**Goal**
Each record is to be transcribed exactly.

**Listed entries**

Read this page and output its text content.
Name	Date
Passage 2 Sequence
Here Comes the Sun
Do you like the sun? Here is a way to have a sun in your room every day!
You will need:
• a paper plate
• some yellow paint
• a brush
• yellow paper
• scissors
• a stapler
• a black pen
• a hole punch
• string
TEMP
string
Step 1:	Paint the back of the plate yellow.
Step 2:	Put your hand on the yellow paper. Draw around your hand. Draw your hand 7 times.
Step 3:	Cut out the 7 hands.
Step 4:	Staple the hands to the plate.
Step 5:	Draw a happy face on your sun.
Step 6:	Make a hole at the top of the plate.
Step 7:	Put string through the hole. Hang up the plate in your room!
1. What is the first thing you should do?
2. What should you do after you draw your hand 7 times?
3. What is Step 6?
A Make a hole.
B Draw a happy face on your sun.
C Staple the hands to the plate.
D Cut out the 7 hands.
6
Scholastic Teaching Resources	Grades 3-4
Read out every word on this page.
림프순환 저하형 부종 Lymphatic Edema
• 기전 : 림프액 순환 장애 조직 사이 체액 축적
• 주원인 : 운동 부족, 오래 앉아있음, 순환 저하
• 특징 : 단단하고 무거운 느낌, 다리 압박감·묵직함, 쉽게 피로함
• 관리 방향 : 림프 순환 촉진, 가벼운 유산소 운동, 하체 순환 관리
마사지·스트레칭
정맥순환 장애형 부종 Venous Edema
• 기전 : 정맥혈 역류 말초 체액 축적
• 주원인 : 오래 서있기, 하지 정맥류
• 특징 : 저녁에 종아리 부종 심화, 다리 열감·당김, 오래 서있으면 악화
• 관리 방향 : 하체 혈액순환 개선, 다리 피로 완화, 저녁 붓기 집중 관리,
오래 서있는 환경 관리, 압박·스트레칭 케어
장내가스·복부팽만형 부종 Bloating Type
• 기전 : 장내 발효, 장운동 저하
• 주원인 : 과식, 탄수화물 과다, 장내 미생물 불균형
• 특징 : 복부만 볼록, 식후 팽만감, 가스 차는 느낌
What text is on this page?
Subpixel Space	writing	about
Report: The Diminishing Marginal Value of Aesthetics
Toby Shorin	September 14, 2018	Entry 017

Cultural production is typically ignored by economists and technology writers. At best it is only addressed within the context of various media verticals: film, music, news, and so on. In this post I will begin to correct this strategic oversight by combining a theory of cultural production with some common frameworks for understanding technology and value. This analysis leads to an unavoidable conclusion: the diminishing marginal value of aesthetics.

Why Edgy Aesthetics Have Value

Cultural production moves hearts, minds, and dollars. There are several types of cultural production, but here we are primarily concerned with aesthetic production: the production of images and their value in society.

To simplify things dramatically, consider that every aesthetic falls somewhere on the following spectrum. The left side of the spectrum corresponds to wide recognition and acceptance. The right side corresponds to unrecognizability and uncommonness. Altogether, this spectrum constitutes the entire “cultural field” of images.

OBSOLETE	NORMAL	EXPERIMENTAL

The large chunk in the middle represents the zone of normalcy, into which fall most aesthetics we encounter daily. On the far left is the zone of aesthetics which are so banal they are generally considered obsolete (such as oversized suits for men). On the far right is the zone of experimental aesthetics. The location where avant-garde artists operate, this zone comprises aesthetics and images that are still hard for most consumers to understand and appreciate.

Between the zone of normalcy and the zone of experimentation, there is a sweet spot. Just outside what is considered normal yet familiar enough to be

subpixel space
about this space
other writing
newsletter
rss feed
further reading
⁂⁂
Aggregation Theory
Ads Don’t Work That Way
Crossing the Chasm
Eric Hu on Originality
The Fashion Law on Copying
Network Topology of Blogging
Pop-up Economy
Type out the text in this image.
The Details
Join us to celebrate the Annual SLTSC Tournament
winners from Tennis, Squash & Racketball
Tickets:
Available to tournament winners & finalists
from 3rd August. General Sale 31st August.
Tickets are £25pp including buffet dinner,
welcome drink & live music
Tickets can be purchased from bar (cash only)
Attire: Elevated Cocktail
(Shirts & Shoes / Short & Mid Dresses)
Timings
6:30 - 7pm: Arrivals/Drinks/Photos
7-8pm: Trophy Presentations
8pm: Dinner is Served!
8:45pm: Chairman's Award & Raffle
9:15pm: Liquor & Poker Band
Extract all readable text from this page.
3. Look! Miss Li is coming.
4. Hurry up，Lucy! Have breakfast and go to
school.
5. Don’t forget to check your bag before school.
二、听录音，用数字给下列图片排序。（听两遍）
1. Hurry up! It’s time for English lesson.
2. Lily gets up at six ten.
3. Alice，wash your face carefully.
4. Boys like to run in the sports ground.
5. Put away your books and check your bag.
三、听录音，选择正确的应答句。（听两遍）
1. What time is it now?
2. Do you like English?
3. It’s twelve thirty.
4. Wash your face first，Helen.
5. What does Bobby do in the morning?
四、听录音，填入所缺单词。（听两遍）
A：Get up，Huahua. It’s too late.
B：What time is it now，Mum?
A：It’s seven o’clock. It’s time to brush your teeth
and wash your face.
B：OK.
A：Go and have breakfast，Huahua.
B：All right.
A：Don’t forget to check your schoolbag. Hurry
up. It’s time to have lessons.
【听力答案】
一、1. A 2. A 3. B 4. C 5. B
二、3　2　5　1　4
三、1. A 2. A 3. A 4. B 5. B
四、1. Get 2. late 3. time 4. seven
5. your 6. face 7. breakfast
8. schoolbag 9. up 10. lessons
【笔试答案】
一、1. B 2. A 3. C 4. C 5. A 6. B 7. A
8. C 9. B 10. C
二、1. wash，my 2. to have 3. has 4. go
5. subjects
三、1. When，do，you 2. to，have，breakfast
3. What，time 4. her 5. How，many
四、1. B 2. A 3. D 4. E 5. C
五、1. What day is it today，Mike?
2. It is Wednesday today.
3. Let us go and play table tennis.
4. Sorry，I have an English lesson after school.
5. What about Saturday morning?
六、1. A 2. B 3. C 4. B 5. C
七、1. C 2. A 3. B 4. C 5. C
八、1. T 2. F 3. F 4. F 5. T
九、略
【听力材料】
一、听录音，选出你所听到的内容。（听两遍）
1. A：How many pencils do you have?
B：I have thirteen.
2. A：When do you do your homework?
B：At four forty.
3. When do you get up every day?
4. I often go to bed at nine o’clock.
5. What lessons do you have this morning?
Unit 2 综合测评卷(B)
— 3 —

**Solution to this task**
Read this page and output its text content.
Name	Date
Passage 2 Sequence
Here Comes the Sun
Do you like the sun? Here is a way to have a sun in your room every day!
You will need:
• a paper plate
• some yellow paint
• a brush
• yellow paper
• scissors
• a stapler
• a black pen
• a hole punch
• string
TEMP
string
Step 1:	Paint the back of the plate yellow.
Step 2:	Put your hand on the yellow paper. Draw around your hand. Draw your hand 7 times.
Step 3:	Cut out the 7 hands.
Step 4:	Staple the hands to the plate.
Step 5:	Draw a happy face on your sun.
Step 6:	Make a hole at the top of the plate.
Step 7:	Put string through the hole. Hang up the plate in your room!
1. What is the first thing you should do?
2. What should you do after you draw your hand 7 times?
3. What is Step 6?
A Make a hole.
B Draw a happy face on your sun.
C Staple the hands to the plate.
D Cut out the 7 hands.
6
Scholastic Teaching Resources	Grades 3-4
Read out every word on this page.
림프순환 저하형 부종 Lymphatic Edema
• 기전 : 림프액 순환 장애 조직 사이 체액 축적
• 주원인 : 운동 부족, 오래 앉아있음, 순환 저하
• 특징 : 단단하고 무거운 느낌, 다리 압박감·묵직함, 쉽게 피로함
• 관리 방향 : 림프 순환 촉진, 가벼운 유산소 운동, 하체 순환 관리
마사지·스트레칭
정맥순환 장애형 부종 Venous Edema
• 기전 : 정맥혈 역류 말초 체액 축적
• 주원인 : 오래 서있기, 하지 정맥류
• 특징 : 저녁에 종아리 부종 심화, 다리 열감·당김, 오래 서있으면 악화
• 관리 방향 : 하체 혈액순환 개선, 다리 피로 완화, 저녁 붓기 집중 관리,
오래 서있는 환경 관리, 압박·스트레칭 케어
장내가스·복부팽만형 부종 Bloating Type
• 기전 : 장내 발효, 장운동 저하
• 주원인 : 과식, 탄수화물 과다, 장내 미생물 불균형
• 특징 : 복부만 볼록, 식후 팽만감, 가스 차는 느낌
What text is on this page?
Subpixel Space	writing	about
Report: The Diminishing Marginal Value of Aesthetics
Toby Shorin	September 14, 2018	Entry 017

Cultural production is typically ignored by economists and technology writers. At best it is only addressed within the context of various media verticals: film, music, news, and so on. In this post I will begin to correct this strategic oversight by combining a theory of cultural production with some common frameworks for understanding technology and value. This analysis leads to an unavoidable conclusion: the diminishing marginal value of aesthetics.

Why Edgy Aesthetics Have Value

Cultural production moves hearts, minds, and dollars. There are several types of cultural production, but here we are primarily concerned with aesthetic production: the production of images and their value in society.

To simplify things dramatically, consider that every aesthetic falls somewhere on the following spectrum. The left side of the spectrum corresponds to wide recognition and acceptance. The right side corresponds to unrecognizability and uncommonness. Altogether, this spectrum constitutes the entire “cultural field” of images.

OBSOLETE	NORMAL	EXPERIMENTAL

The large chunk in the middle represents the zone of normalcy, into which fall most aesthetics we encounter daily. On the far left is the zone of aesthetics which are so banal they are generally considered obsolete (such as oversized suits for men). On the far right is the zone of experimental aesthetics. The location where avant-garde artists operate, this zone comprises aesthetics and images that are still hard for most consumers to understand and appreciate.

Between the zone of normalcy and the zone of experimentation, there is a sweet spot. Just outside what is considered normal yet familiar enough to be

subpixel space
about this space
other writing
newsletter
rss feed
further reading
⁂⁂
Aggregation Theory
Ads Don’t Work That Way
Crossing the Chasm
Eric Hu on Originality
The Fashion Law on Copying
Network Topology of Blogging
Pop-up Economy
Type out the text in this image.
The Details
Join us to celebrate the Annual SLTSC Tournament
winners from Tennis, Squash & Racketball
Tickets:
Available to tournament winners & finalists
from 3rd August. General Sale 31st August.
Tickets are £25pp including buffet dinner,
welcome drink & live music
Tickets can be purchased from bar (cash only)
Attire: Elevated Cocktail
(Shirts & Shoes / Short & Mid Dresses)
Timings
6:30 - 7pm: Arrivals/Drinks/Photos
7-8pm: Trophy Presentations
8pm: Dinner is Served!
8:45pm: Chairman's Award & Raffle
9:15pm: Liquor & Poker Band
Extract all readable text from this page.
3. Look! Miss Li is coming.
4. Hurry up，Lucy! Have breakfast and go to
school.
5. Don’t forget to check your bag before school.
二、听录音，用数字给下列图片排序。（听两遍）
1. Hurry up! It’s time for English lesson.
2. Lily gets up at six ten.
3. Alice，wash your face carefully.
4. Boys like to run in the sports ground.
5. Put away your books and check your bag.
三、听录音，选择正确的应答句。（听两遍）
1. What time is it now?
2. Do you like English?
3. It’s twelve thirty.
4. Wash your face first，Helen.
5. What does Bobby do in the morning?
四、听录音，填入所缺单词。（听两遍）
A：Get up，Huahua. It’s too late.
B：What time is it now，Mum?
A：It’s seven o’clock. It’s time to brush your teeth
and wash your face.
B：OK.
A：Go and have breakfast，Huahua.
B：All right.
A：Don’t forget to check your schoolbag. Hurry
up. It’s time to have lessons.
【听力答案】
一、1. A 2. A 3. B 4. C 5. B
二、3　2　5　1　4
三、1. A 2. A 3. A 4. B 5. B
四、1. Get 2. late 3. time 4. seven
5. your 6. face 7. breakfast
8. schoolbag 9. up 10. lessons
【笔试答案】
一、1. B 2. A 3. C 4. C 5. A 6. B 7. A
8. C 9. B 10. C
二、1. wash，my 2. to have 3. has 4. go
5. subjects
三、1. When，do，you 2. to，have，breakfast
3. What，time 4. her 5. How，many
四、1. B 2. A 3. D 4. E 5. C
五、1. What day is it today，Mike?
2. It is Wednesday today.
3. Let us go and play table tennis.
4. Sorry，I have an English lesson after school.
5. What about Saturday morning?
六、1. A 2. B 3. C 4. B 5. C
七、1. C 2. A 3. B 4. C 5. C
八、1. T 2. F 3. F 4. F 5. T
九、略
【听力材料】
一、听录音，选出你所听到的内容。（听两遍）
1. A：How many pencils do you have?
B：I have thirteen.
2. A：When do you do your homework?
B：At four forty.
3. When do you get up every day?
4. I often go to bed at nine o’clock.
5. What lessons do you have this morning?
Unit 2 综合测评卷(B)
— 3 —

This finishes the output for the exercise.